- [Request] Copy nothing but the lines from the one containing "Read this page and output its text content." through the last line of the records, repeated exactly and without pictures.

[Start Extracted entries]

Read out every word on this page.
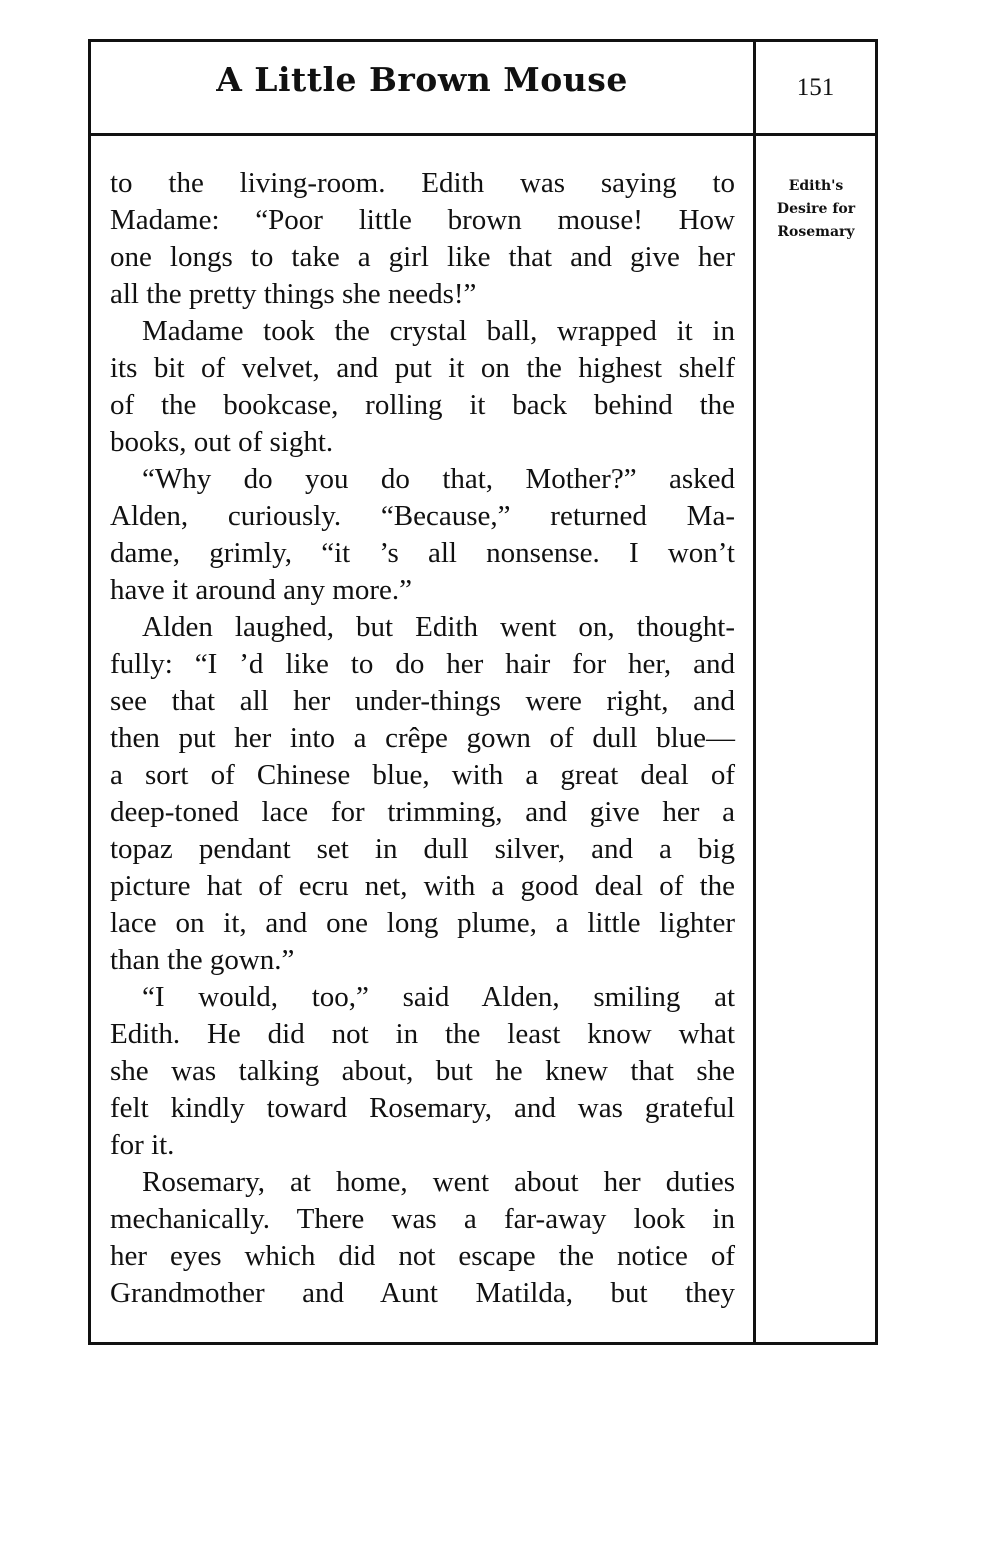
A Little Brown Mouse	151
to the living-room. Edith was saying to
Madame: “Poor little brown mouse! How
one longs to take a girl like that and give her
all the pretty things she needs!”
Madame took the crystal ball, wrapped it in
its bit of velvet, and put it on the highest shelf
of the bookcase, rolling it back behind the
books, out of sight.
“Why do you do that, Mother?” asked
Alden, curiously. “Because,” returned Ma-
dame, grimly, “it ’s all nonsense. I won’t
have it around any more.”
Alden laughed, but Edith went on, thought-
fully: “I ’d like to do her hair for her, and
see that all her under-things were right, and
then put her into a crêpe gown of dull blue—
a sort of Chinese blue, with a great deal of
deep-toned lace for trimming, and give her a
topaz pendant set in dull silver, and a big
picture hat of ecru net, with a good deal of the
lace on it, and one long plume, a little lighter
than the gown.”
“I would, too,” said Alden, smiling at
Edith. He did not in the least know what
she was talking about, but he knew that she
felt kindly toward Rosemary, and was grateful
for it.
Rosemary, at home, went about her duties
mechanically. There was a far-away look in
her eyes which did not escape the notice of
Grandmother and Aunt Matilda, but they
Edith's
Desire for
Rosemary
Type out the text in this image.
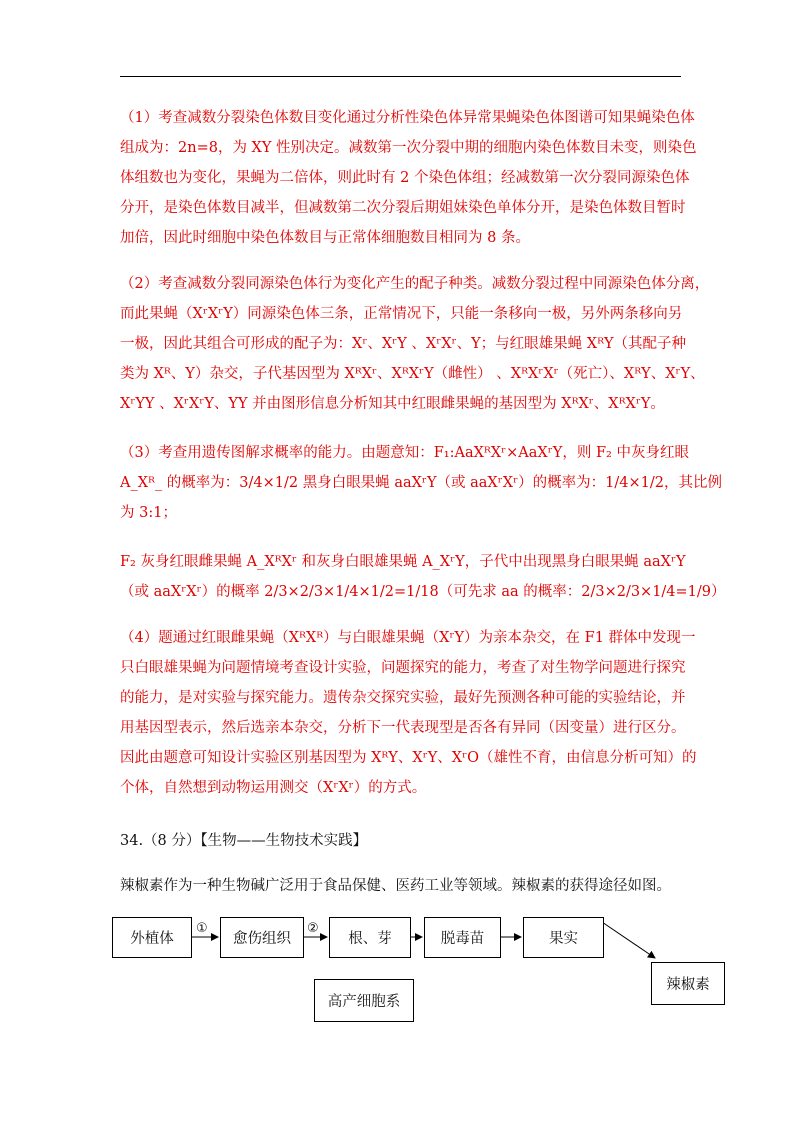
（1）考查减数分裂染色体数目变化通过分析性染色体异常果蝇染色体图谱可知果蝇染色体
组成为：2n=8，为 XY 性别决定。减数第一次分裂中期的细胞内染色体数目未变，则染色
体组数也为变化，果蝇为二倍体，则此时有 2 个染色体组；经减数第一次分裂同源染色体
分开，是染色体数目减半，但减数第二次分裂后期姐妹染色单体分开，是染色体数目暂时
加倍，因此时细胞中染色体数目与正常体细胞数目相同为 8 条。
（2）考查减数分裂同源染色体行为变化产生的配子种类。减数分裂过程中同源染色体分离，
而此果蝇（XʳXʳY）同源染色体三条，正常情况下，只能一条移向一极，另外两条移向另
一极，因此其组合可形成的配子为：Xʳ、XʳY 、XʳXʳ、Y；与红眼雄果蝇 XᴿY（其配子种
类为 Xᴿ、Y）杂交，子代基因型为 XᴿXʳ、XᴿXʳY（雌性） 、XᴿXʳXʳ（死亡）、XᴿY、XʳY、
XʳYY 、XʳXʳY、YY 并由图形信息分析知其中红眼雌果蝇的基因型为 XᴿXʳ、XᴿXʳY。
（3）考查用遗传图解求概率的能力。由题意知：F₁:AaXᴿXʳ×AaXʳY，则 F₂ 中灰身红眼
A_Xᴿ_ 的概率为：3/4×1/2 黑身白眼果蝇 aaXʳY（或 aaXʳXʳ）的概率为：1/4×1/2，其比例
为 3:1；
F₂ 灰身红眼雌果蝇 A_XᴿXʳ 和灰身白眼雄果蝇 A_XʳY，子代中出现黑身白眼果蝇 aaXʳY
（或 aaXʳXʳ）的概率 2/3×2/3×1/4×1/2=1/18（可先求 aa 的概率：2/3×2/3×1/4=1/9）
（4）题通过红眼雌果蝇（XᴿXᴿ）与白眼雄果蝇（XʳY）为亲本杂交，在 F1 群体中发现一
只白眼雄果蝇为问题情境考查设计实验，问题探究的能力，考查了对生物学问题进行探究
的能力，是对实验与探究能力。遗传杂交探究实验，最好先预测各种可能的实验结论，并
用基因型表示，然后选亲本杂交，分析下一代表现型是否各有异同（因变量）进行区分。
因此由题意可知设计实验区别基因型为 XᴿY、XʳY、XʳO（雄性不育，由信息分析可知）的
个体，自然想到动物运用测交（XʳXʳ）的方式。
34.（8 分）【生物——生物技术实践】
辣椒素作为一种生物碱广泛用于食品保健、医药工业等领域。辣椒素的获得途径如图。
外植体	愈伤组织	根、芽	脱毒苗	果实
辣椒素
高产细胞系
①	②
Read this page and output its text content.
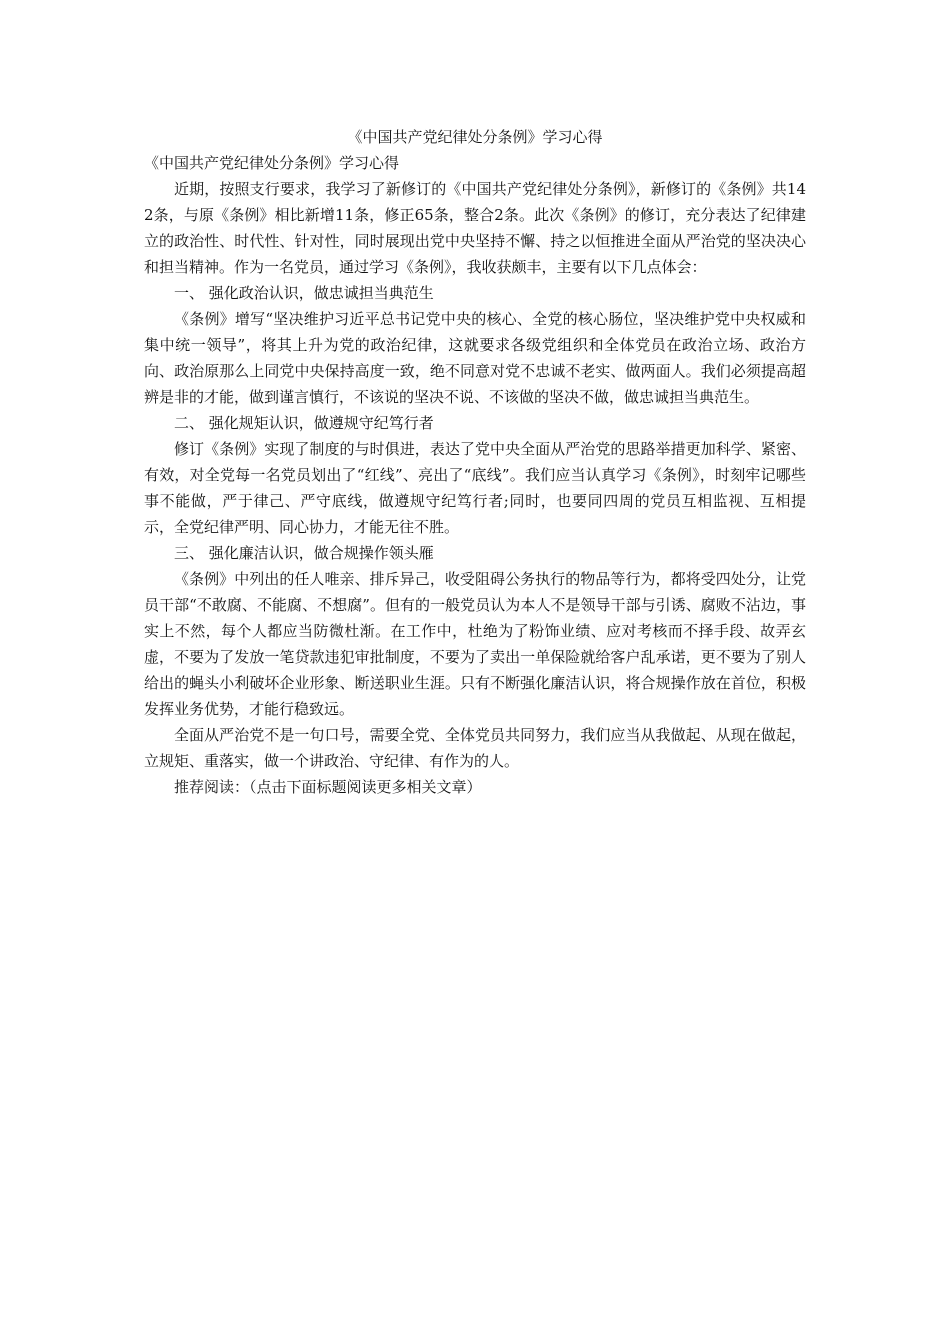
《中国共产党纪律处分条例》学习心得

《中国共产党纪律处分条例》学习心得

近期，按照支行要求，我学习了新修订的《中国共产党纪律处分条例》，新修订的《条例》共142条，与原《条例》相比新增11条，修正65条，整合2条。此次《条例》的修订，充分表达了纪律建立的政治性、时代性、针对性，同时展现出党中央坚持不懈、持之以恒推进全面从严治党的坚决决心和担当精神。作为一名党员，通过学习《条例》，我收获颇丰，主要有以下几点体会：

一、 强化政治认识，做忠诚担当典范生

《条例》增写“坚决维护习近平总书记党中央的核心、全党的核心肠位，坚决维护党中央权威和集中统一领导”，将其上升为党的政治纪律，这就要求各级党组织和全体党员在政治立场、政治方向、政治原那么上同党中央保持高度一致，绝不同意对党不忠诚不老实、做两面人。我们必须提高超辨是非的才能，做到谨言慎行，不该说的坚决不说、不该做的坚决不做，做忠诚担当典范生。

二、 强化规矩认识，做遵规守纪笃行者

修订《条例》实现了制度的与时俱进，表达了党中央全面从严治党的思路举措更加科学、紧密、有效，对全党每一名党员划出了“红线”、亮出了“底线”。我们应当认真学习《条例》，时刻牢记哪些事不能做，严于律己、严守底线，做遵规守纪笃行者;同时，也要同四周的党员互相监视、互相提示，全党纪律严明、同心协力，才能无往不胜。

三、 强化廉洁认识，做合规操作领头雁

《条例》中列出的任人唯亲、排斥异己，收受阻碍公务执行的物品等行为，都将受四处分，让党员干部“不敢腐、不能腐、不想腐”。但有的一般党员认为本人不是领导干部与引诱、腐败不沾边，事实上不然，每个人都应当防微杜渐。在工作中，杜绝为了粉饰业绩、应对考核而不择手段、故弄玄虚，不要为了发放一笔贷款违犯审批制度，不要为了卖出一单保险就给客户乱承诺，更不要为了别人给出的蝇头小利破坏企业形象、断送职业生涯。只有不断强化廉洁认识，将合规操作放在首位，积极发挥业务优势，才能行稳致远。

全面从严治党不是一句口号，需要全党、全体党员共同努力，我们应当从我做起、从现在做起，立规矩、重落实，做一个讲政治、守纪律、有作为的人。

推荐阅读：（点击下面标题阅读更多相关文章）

[End Extracted entries]

- [Answer to the task]
Read this page and output its text content.
《中国共产党纪律处分条例》学习心得

《中国共产党纪律处分条例》学习心得

近期，按照支行要求，我学习了新修订的《中国共产党纪律处分条例》，新修订的《条例》共142条，与原《条例》相比新增11条，修正65条，整合2条。此次《条例》的修订，充分表达了纪律建立的政治性、时代性、针对性，同时展现出党中央坚持不懈、持之以恒推进全面从严治党的坚决决心和担当精神。作为一名党员，通过学习《条例》，我收获颇丰，主要有以下几点体会：

一、 强化政治认识，做忠诚担当典范生

《条例》增写“坚决维护习近平总书记党中央的核心、全党的核心肠位，坚决维护党中央权威和集中统一领导”，将其上升为党的政治纪律，这就要求各级党组织和全体党员在政治立场、政治方向、政治原那么上同党中央保持高度一致，绝不同意对党不忠诚不老实、做两面人。我们必须提高超辨是非的才能，做到谨言慎行，不该说的坚决不说、不该做的坚决不做，做忠诚担当典范生。

二、 强化规矩认识，做遵规守纪笃行者

修订《条例》实现了制度的与时俱进，表达了党中央全面从严治党的思路举措更加科学、紧密、有效，对全党每一名党员划出了“红线”、亮出了“底线”。我们应当认真学习《条例》，时刻牢记哪些事不能做，严于律己、严守底线，做遵规守纪笃行者;同时，也要同四周的党员互相监视、互相提示，全党纪律严明、同心协力，才能无往不胜。

三、 强化廉洁认识，做合规操作领头雁

《条例》中列出的任人唯亲、排斥异己，收受阻碍公务执行的物品等行为，都将受四处分，让党员干部“不敢腐、不能腐、不想腐”。但有的一般党员认为本人不是领导干部与引诱、腐败不沾边，事实上不然，每个人都应当防微杜渐。在工作中，杜绝为了粉饰业绩、应对考核而不择手段、故弄玄虚，不要为了发放一笔贷款违犯审批制度，不要为了卖出一单保险就给客户乱承诺，更不要为了别人给出的蝇头小利破坏企业形象、断送职业生涯。只有不断强化廉洁认识，将合规操作放在首位，积极发挥业务优势，才能行稳致远。

全面从严治党不是一句口号，需要全党、全体党员共同努力，我们应当从我做起、从现在做起，立规矩、重落实，做一个讲政治、守纪律、有作为的人。

推荐阅读：（点击下面标题阅读更多相关文章）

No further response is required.